_EXERCISE GOAL_
Look through the listing and locate every line containing the word "this"; copy those lines.

_EXTRACTED RECORDS_
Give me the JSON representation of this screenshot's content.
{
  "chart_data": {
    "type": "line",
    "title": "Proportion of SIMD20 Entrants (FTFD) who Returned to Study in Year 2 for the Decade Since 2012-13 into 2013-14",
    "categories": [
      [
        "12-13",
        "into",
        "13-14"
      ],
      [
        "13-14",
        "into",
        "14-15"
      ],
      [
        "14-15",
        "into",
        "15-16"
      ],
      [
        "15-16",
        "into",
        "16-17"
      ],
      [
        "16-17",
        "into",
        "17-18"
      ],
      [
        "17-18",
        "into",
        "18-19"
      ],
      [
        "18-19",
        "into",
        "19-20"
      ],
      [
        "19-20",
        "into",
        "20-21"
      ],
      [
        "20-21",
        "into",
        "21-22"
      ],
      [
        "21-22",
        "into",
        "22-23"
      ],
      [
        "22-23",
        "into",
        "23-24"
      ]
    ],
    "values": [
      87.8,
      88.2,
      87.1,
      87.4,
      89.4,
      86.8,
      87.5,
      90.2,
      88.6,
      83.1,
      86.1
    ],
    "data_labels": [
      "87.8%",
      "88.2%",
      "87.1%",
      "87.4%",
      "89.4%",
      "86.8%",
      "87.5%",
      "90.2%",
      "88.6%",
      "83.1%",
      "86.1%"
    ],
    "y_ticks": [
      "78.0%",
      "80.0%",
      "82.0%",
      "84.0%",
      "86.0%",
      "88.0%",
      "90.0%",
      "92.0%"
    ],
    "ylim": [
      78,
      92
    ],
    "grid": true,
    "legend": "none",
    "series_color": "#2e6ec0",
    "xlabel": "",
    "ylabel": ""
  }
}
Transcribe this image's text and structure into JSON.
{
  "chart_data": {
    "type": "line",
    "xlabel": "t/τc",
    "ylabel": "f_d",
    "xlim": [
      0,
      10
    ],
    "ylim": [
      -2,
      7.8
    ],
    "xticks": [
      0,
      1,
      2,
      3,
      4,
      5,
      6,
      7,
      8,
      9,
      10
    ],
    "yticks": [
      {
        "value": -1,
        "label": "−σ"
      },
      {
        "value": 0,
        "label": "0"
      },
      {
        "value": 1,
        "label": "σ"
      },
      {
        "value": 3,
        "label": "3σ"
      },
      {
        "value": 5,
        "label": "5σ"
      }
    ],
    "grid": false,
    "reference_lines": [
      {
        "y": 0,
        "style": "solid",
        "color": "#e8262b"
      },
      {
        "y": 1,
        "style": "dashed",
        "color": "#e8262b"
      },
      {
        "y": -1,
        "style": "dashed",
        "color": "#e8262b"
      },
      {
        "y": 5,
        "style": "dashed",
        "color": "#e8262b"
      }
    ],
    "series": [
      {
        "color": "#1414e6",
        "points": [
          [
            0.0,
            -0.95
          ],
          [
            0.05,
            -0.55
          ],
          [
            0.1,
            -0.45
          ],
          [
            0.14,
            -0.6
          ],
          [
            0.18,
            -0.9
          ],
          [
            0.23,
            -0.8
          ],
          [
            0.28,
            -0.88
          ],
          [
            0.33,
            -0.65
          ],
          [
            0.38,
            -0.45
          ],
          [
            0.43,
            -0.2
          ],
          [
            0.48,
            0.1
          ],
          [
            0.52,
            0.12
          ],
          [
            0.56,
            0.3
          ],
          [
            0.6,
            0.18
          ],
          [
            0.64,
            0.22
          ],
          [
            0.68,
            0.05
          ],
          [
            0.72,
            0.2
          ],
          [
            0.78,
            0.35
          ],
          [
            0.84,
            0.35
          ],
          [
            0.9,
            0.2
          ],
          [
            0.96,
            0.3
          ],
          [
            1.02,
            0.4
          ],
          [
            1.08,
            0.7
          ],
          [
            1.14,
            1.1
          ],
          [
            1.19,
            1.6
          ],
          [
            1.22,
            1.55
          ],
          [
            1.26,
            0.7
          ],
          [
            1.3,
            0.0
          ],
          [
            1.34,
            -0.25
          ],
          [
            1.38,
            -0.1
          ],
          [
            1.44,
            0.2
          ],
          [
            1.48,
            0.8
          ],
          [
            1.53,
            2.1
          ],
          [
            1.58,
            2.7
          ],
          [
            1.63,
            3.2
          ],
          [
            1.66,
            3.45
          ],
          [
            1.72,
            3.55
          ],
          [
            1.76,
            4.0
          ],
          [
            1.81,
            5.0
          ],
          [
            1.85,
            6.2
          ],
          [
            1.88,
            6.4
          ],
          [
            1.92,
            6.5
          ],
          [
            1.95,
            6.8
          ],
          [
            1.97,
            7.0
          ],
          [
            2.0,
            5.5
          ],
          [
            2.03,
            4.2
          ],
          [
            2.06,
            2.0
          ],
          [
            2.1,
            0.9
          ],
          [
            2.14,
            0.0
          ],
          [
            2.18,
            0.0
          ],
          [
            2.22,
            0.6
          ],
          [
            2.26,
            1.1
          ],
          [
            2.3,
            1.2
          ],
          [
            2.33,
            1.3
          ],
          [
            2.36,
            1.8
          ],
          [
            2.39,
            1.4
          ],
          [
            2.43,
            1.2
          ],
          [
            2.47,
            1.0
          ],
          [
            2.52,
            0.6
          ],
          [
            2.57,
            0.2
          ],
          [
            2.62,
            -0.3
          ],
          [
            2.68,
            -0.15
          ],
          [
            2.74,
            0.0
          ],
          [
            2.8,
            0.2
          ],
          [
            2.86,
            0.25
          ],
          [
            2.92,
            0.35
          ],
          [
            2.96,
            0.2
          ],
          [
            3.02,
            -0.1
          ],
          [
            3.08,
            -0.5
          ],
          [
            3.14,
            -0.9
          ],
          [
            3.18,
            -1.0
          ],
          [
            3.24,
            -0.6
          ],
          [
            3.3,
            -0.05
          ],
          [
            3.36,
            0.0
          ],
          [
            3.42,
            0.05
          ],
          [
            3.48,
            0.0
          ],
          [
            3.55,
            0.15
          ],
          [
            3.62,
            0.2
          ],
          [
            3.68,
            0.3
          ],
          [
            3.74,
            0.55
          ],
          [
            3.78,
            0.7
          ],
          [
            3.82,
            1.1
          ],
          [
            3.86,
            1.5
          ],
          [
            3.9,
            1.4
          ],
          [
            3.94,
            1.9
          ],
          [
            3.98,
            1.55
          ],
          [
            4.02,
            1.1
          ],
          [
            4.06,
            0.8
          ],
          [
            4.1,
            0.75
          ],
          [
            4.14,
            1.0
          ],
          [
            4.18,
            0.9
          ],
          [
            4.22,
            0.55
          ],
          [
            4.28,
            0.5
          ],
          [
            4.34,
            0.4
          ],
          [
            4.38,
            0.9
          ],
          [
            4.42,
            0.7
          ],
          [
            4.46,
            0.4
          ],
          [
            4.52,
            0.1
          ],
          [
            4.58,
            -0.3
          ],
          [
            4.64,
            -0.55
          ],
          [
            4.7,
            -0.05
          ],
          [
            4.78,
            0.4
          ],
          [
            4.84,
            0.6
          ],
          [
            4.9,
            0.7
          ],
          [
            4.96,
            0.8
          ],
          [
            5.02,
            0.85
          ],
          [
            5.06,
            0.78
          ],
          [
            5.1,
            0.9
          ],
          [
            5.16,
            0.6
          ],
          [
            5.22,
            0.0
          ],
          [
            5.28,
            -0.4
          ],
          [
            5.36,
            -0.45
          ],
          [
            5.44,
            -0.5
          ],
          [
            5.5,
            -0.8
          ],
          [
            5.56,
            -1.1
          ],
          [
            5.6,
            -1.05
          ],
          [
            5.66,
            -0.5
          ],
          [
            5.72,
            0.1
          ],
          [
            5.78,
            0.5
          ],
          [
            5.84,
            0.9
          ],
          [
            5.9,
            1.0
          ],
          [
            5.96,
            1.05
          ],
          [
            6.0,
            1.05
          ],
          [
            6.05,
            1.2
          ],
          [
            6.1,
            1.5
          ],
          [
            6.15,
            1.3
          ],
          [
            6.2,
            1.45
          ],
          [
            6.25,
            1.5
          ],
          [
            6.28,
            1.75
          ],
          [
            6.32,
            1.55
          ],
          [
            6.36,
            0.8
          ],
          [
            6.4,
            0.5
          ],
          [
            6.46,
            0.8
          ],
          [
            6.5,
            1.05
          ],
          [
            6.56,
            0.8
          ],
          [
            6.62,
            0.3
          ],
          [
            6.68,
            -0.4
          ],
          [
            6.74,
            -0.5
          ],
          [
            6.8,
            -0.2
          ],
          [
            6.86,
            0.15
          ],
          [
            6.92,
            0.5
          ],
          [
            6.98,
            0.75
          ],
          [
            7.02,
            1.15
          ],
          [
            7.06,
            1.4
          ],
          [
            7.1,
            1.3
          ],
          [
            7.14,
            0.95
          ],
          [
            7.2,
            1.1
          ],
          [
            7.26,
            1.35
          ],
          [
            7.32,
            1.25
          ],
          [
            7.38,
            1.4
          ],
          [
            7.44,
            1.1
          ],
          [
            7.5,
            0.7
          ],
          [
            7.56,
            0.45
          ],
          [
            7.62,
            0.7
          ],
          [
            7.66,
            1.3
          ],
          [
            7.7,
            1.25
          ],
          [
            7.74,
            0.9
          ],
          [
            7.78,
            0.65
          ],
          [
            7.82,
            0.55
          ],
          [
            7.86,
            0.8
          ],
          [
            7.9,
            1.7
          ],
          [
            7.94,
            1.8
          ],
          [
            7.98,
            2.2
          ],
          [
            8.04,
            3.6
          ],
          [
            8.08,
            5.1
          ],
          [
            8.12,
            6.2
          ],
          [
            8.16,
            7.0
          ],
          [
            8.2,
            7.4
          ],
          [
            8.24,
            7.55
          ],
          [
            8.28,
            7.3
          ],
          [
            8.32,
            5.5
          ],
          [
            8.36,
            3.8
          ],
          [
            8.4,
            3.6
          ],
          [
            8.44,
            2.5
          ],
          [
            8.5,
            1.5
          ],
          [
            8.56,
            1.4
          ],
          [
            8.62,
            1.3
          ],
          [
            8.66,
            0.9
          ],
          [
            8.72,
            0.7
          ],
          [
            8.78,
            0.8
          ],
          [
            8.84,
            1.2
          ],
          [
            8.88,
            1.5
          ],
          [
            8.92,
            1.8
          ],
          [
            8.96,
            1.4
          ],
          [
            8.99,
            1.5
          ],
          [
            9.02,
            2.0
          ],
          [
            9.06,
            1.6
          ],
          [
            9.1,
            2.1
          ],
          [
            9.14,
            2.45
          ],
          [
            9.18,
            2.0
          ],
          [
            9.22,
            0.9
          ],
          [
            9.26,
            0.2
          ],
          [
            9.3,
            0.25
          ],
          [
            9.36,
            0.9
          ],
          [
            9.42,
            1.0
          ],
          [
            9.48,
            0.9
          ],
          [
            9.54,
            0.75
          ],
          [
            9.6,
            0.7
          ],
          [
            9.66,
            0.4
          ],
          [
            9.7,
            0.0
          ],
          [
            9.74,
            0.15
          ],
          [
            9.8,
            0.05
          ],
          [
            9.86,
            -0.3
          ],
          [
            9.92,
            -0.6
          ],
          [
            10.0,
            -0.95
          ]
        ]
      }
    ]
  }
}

_THE ANSWER_
Give me the JSON representation of this screenshot's content.
Transcribe this image's text and structure into JSON.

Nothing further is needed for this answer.